%%
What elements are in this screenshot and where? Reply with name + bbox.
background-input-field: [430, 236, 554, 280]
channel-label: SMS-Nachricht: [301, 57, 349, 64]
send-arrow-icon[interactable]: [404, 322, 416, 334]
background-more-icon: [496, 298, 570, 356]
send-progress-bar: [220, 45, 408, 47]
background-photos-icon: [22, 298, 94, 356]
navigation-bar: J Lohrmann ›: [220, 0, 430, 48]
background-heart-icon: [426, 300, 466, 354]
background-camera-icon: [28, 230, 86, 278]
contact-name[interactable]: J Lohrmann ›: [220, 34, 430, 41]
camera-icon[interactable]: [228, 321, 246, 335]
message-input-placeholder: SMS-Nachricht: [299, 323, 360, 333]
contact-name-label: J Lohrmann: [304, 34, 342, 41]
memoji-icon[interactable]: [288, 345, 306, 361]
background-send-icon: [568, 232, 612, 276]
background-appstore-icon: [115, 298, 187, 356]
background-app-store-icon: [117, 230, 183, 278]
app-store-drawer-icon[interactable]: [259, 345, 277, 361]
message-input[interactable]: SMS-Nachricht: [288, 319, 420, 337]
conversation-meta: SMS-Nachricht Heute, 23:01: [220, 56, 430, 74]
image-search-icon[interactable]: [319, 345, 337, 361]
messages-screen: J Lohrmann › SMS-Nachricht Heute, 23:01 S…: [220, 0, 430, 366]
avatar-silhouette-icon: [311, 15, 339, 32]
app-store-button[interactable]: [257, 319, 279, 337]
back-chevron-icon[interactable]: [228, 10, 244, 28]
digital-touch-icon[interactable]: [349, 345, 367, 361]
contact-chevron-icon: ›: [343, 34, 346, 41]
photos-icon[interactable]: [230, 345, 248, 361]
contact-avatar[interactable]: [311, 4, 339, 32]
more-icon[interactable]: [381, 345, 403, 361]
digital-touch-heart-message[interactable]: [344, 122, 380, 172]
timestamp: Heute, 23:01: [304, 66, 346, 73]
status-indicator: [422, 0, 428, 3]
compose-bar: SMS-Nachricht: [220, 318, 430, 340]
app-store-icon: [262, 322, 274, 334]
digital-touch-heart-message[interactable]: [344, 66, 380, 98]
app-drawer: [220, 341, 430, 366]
%%
■ GIVEN INSTRUCTION: Count the lines in the items above that contain the word "name", and reply with only that number.

■ EXERCISE SOLUTION: 3